> Data supplied:
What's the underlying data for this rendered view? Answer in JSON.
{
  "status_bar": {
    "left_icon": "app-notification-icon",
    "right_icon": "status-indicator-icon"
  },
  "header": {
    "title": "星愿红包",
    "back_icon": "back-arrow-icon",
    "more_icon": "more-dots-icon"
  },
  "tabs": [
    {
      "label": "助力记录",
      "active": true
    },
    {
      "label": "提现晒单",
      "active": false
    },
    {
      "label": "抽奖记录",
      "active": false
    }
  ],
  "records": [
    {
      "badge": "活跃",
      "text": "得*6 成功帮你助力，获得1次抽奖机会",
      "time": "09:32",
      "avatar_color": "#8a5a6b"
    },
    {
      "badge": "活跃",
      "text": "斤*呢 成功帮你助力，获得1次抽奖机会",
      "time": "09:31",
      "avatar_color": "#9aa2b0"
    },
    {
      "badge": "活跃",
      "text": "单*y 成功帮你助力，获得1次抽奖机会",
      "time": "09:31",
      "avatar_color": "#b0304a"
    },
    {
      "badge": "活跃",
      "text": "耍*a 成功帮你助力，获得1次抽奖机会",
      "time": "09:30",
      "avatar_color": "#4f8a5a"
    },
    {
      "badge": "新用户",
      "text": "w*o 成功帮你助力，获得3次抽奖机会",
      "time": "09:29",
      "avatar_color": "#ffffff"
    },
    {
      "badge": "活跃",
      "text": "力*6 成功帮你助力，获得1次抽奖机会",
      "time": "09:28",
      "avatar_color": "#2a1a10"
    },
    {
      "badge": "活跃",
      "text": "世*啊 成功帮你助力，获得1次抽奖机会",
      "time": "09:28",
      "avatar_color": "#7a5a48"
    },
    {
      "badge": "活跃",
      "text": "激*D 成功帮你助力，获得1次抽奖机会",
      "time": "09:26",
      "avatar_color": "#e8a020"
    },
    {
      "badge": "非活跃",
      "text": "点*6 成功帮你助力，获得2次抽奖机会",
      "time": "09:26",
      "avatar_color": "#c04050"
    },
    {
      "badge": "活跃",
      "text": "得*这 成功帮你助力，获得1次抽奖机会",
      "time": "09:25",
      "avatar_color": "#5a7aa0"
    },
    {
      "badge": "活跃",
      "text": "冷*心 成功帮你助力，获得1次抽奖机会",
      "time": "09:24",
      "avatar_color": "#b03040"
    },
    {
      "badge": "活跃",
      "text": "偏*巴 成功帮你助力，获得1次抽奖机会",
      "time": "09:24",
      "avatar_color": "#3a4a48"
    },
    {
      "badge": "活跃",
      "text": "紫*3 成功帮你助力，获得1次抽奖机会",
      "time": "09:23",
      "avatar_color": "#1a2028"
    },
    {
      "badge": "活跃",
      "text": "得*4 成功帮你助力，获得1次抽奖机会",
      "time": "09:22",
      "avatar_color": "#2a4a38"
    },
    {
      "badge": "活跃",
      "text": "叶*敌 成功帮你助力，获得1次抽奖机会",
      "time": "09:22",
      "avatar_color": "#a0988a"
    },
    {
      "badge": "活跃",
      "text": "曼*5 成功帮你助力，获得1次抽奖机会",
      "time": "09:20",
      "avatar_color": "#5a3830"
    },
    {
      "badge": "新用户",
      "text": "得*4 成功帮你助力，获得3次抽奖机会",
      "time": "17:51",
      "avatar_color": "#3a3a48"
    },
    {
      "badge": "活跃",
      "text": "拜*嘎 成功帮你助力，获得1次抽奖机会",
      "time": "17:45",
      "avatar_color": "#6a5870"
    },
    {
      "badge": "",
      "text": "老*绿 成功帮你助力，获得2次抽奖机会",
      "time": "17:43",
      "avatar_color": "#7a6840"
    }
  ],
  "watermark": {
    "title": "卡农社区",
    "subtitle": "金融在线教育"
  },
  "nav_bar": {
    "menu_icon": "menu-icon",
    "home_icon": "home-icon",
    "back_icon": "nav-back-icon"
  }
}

--

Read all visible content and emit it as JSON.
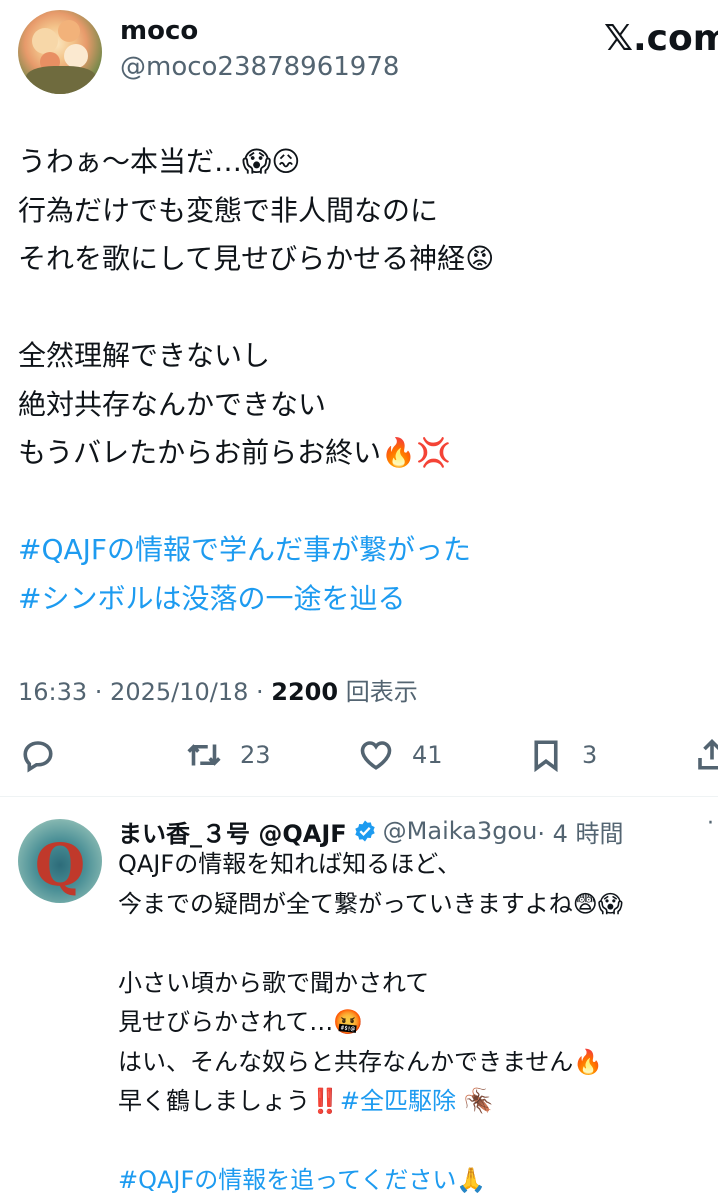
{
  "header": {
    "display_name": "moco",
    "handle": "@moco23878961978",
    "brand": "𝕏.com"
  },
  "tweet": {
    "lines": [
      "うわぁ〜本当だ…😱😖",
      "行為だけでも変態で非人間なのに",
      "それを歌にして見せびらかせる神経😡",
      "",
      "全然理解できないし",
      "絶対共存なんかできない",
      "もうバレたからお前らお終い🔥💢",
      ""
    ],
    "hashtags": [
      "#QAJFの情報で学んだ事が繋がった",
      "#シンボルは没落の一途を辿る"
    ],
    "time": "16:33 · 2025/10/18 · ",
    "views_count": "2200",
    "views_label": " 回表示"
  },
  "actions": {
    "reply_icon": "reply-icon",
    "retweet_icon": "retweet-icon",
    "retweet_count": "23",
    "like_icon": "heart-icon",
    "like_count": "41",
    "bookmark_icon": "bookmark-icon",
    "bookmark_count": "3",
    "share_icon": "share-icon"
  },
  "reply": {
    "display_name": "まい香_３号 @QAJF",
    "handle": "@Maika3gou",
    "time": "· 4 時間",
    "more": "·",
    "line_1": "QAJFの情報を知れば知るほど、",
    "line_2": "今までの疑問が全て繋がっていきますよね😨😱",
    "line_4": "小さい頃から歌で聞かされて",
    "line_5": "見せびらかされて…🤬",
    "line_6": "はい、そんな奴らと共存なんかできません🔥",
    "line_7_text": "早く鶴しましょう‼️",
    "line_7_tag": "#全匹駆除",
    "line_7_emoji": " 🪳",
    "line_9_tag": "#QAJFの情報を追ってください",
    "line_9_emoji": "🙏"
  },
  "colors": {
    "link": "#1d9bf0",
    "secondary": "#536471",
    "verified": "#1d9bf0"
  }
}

> Written problem: In the entries above, count every line containing the word "icon". Write only the total.

> Final answer: 12